# Task
Take the listing and print it in full, exactly as given.

--------------------------------------------------

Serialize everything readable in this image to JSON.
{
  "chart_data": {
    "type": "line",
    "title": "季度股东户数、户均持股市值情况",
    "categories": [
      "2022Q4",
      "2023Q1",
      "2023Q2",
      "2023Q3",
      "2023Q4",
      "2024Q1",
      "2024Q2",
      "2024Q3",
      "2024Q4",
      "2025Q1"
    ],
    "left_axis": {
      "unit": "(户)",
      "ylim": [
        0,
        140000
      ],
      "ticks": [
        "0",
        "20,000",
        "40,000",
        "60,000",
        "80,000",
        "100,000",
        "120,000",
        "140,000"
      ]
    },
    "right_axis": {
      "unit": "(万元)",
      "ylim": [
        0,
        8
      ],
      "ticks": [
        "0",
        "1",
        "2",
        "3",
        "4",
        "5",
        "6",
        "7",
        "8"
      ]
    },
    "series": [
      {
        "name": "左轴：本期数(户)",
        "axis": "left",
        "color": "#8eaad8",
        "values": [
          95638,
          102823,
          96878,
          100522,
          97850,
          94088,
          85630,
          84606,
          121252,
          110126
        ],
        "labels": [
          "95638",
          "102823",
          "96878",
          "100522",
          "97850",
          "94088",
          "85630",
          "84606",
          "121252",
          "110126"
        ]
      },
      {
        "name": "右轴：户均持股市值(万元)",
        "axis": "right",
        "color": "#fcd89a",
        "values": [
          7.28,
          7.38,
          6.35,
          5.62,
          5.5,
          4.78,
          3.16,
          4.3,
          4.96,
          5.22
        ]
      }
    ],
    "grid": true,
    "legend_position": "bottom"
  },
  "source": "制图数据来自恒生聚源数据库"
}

--------------------------------------------------

# Response
Serialize everything readable in this image to JSON.
{
  "chart_data": {
    "type": "line",
    "title": "季度股东户数、户均持股市值情况",
    "categories": [
      "2022Q4",
      "2023Q1",
      "2023Q2",
      "2023Q3",
      "2023Q4",
      "2024Q1",
      "2024Q2",
      "2024Q3",
      "2024Q4",
      "2025Q1"
    ],
    "left_axis": {
      "unit": "(户)",
      "ylim": [
        0,
        140000
      ],
      "ticks": [
        "0",
        "20,000",
        "40,000",
        "60,000",
        "80,000",
        "100,000",
        "120,000",
        "140,000"
      ]
    },
    "right_axis": {
      "unit": "(万元)",
      "ylim": [
        0,
        8
      ],
      "ticks": [
        "0",
        "1",
        "2",
        "3",
        "4",
        "5",
        "6",
        "7",
        "8"
      ]
    },
    "series": [
      {
        "name": "左轴：本期数(户)",
        "axis": "left",
        "color": "#8eaad8",
        "values": [
          95638,
          102823,
          96878,
          100522,
          97850,
          94088,
          85630,
          84606,
          121252,
          110126
        ],
        "labels": [
          "95638",
          "102823",
          "96878",
          "100522",
          "97850",
          "94088",
          "85630",
          "84606",
          "121252",
          "110126"
        ]
      },
      {
        "name": "右轴：户均持股市值(万元)",
        "axis": "right",
        "color": "#fcd89a",
        "values": [
          7.28,
          7.38,
          6.35,
          5.62,
          5.5,
          4.78,
          3.16,
          4.3,
          4.96,
          5.22
        ]
      }
    ],
    "grid": true,
    "legend_position": "bottom"
  },
  "source": "制图数据来自恒生聚源数据库"
}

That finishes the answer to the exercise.